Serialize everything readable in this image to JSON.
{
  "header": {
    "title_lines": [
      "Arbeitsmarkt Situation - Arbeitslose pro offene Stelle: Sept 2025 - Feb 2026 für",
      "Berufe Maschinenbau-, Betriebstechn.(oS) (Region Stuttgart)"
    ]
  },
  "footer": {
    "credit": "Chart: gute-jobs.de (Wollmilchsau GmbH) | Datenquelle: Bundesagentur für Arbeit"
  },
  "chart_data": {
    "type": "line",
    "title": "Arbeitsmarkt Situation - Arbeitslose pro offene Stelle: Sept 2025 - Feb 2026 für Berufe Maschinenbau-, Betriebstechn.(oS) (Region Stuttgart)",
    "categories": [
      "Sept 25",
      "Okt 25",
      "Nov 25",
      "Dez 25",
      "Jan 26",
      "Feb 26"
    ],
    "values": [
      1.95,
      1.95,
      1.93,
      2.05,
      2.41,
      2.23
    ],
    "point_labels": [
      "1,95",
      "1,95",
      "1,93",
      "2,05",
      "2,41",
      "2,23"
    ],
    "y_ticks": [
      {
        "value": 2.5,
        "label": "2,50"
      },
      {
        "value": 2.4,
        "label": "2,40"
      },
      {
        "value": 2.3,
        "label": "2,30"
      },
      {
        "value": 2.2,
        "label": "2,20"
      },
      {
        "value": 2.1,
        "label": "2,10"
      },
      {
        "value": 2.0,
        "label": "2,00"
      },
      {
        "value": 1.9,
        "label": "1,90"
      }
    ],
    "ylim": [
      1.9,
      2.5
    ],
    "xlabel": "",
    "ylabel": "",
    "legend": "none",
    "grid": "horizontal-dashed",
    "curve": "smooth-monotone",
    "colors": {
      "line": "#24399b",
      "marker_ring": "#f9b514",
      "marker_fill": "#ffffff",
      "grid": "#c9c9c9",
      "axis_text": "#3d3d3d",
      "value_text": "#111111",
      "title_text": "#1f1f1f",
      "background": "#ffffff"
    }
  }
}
□ □ □ □
Every record shown above must be echoed exactly.

◆ **OUTPUT OF THE EXERCISE**:
Serialize everything readable in this image to JSON.
{
  "header": {
    "title_lines": [
      "Arbeitsmarkt Situation - Arbeitslose pro offene Stelle: Sept 2025 - Feb 2026 für",
      "Berufe Maschinenbau-, Betriebstechn.(oS) (Region Stuttgart)"
    ]
  },
  "footer": {
    "credit": "Chart: gute-jobs.de (Wollmilchsau GmbH) | Datenquelle: Bundesagentur für Arbeit"
  },
  "chart_data": {
    "type": "line",
    "title": "Arbeitsmarkt Situation - Arbeitslose pro offene Stelle: Sept 2025 - Feb 2026 für Berufe Maschinenbau-, Betriebstechn.(oS) (Region Stuttgart)",
    "categories": [
      "Sept 25",
      "Okt 25",
      "Nov 25",
      "Dez 25",
      "Jan 26",
      "Feb 26"
    ],
    "values": [
      1.95,
      1.95,
      1.93,
      2.05,
      2.41,
      2.23
    ],
    "point_labels": [
      "1,95",
      "1,95",
      "1,93",
      "2,05",
      "2,41",
      "2,23"
    ],
    "y_ticks": [
      {
        "value": 2.5,
        "label": "2,50"
      },
      {
        "value": 2.4,
        "label": "2,40"
      },
      {
        "value": 2.3,
        "label": "2,30"
      },
      {
        "value": 2.2,
        "label": "2,20"
      },
      {
        "value": 2.1,
        "label": "2,10"
      },
      {
        "value": 2.0,
        "label": "2,00"
      },
      {
        "value": 1.9,
        "label": "1,90"
      }
    ],
    "ylim": [
      1.9,
      2.5
    ],
    "xlabel": "",
    "ylabel": "",
    "legend": "none",
    "grid": "horizontal-dashed",
    "curve": "smooth-monotone",
    "colors": {
      "line": "#24399b",
      "marker_ring": "#f9b514",
      "marker_fill": "#ffffff",
      "grid": "#c9c9c9",
      "axis_text": "#3d3d3d",
      "value_text": "#111111",
      "title_text": "#1f1f1f",
      "background": "#ffffff"
    }
  }
}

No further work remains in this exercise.